[Source document]

++++++++++++++++++++

2.3. Energy Consumption Model

Taking into account the influencing factors of the current on the ship’s navigation, the route planning algorithm is improved by addressing the energy consumption of the ocean current. Firstly, the current distribution chart is rasterized. The hydrodynamic model of ocean currents takes into account the time-varying properties of ocean currents and simulates the changes of ocean currents. Since the ocean current varies slowly with time, for the sake of simplicity, the interval of time unit of the ocean current variation is set as 1 h, which is the constant current during this period. In addition, the grid method is applied to discretize the ocean current to improve the computational efficiency of route planning, as shown in Figure 1.

++++++++++++++++++++

[Data provided]
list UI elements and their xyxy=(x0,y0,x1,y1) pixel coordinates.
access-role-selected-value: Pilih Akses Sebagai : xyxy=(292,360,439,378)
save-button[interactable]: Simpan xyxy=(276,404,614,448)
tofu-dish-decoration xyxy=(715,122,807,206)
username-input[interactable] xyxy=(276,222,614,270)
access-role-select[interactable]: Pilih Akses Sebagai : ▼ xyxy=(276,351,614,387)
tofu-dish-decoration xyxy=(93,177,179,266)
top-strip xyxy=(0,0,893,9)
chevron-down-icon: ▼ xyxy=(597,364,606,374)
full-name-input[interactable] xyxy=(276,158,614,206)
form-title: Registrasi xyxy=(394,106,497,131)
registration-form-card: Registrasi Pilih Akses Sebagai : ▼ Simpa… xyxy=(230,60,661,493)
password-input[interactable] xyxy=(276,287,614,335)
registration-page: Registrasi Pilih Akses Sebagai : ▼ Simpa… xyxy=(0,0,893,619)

++++++++++++++++++++

[Exercise task]
Please extract the wording of the ocean current energy consumption passage between "2.3. Energy Consumption" and "in Figure 1.", inclusive.

[Task solution]
2.3. Energy Consumption Model

Taking into account the influencing factors of the current on the ship’s navigation, the route planning algorithm is improved by addressing the energy consumption of the ocean current. Firstly, the current distribution chart is rasterized. The hydrodynamic model of ocean currents takes into account the time-varying properties of ocean currents and simulates the changes of ocean currents. Since the ocean current varies slowly with time, for the sake of simplicity, the interval of time unit of the ocean current variation is set as 1 h, which is the constant current during this period. In addition, the grid method is applied to discretize the ocean current to improve the computational efficiency of route planning, as shown in Figure 1.